◆ **Set problem A**
From the pull request discussion on predicate paths, extract the passage from "Seems like a" to "than need be.", copying it word for word.
◆ **Set problem B**
Answer these questions about the pull request discussion on predicate paths:
(i) What kind of operations does the change not yet support?
(ii) What did the author put in place of the memcpy?
(iii) What value was the random seed set to?
◆ **Set problem C**
Carry on the pull request discussion on predicate paths from where it stops.

◆ **Document extract**
* * * * * * *
Predicate paths #244

floriankramer · 2019-05-02T12:31:11Z

Adds support for property paths, but does not support transitive operations (e.g *) yet.

niklas88

I really like what I'm seeing so far! The PropertyPathParser looks well built and you already prepared for transitive patterns to be done by special operations. I think this addition will be great in enabling so many more of the Wikidata Query Service examples to be easily used with QLever.
I've only made a preliminary review but only a few nitpicks at the moment.
Do you want to merge this before or after adding transitive path patterns?

src/parser/PropertyPathParser.cpp

niklas88 · 2019-05-03T08:51:16Z

src/parser/PropertyPathParser.cpp

+  DELIMITER_CHARS['^'] = true;
+
+  // Init the valid characters with all delimiters
+  std::memcpy(VALID_CHARS.data(), DELIMITER_CHARS.data(), 256);


As above I would expect std::copy (from <algorithms>) to result in the same machine code without resorting to C style

I replaced the memcpy with an assignment instead, which should have exactly the same effect.

test/SparqlParserTest.cpp

src/parser/PropertyPathParser.h

niklas88 · 2019-05-03T10:05:46Z

src/engine/QueryPlanner.cpp

-QueryPlanner::QueryPlanner(QueryExecutionContext* qec) : _qec(qec) {}
+QueryPlanner::QueryPlanner(QueryExecutionContext* qec)
+    : _qec(qec), _randVarCount(0) {
+  _randomSeed = time(NULL);


Do we want to set this to something static to make runs comparable?

Seems like a good idea. I've set the seed to 42.

src/engine/QueryPlanner.cpp

niklas88 · 2019-05-03T10:13:58Z

src/engine/QueryPlanner.cpp

    }
    // TODO: Could use more refactoring.
    // In Earlier versions there were no ql:contains... predicates but
    // a symmetric <in-text> predicate. Therefore some parts are still more
    // complex than need be.
-    if (t._p == CONTAINS_WORD_PREDICATE || t._p == CONTAINS_ENTITY_PREDICATE) {
-      contextVars.insert(t._s);
+    if (t._p._iri == CONTAINS_WORD_PREDICATE ||


Is the above TODO still valid? This doesn't look too complicated

I'm not sure. Do we know who added this TODO?
* * * * * * *
◆ **Information provided**
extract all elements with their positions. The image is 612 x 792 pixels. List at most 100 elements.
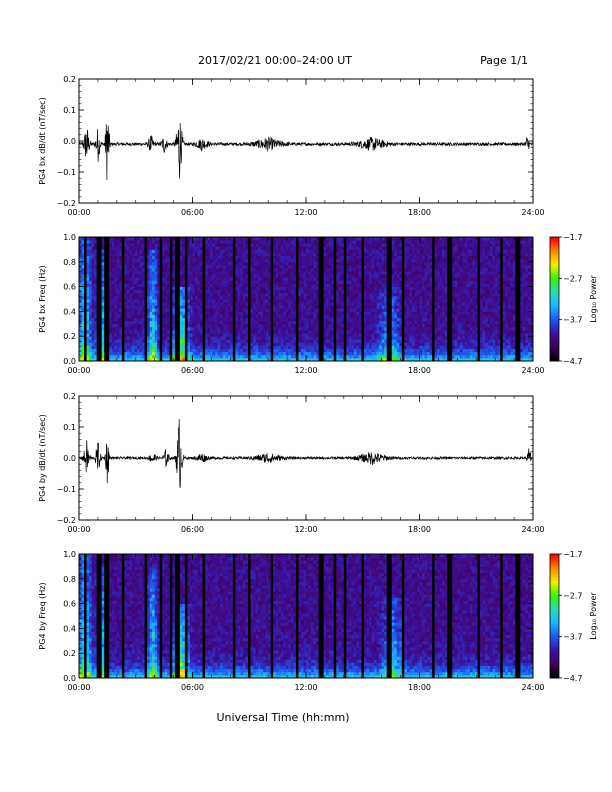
* * * * * * *
◆ **Task result A**
Seems like a good idea. I've set the seed to 42.

src/engine/QueryPlanner.cpp

niklas88 · 2019-05-03T10:13:58Z

src/engine/QueryPlanner.cpp

    }
    // TODO: Could use more refactoring.
    // In Earlier versions there were no ql:contains... predicates but
    // a symmetric <in-text> predicate. Therefore some parts are still more
    // complex than need be.

◆ **Task result B**
(i) Transitive operations, such as *.
(ii) An assignment.
(iii) 42.

◆ **Task result C**
According to git blame it was added by Björn 2 years ago, so I would say that's a no

niklas88 · 2019-05-03T10:18:16Z

src/engine/QueryPlanner.cpp

+}
+
+// _____________________________________________________________________________
+std::string QueryPlanner::generateRandomVarName() {


Ok so I think since you are using _randVarCount anyway, we really only need the prefix to be unique against all user defined variables. Maybe we could just use something that's forbidden in standard SPARQL. For example we could start it with 0x00b7 ("·" MIDDLE DOT), which according to the grammar rule can't appear in the beginning. Interestingly this exact character for a very similar purpose has precedent in the Go compiler

Using a fixed instead of a random prefix seems like a good idea. I'd use a colon though, as it is not allowed as the first character of a variable (only [a-z][A-Z][0-9] '_' and some unicode characters are allowed) and it's a less obscure character.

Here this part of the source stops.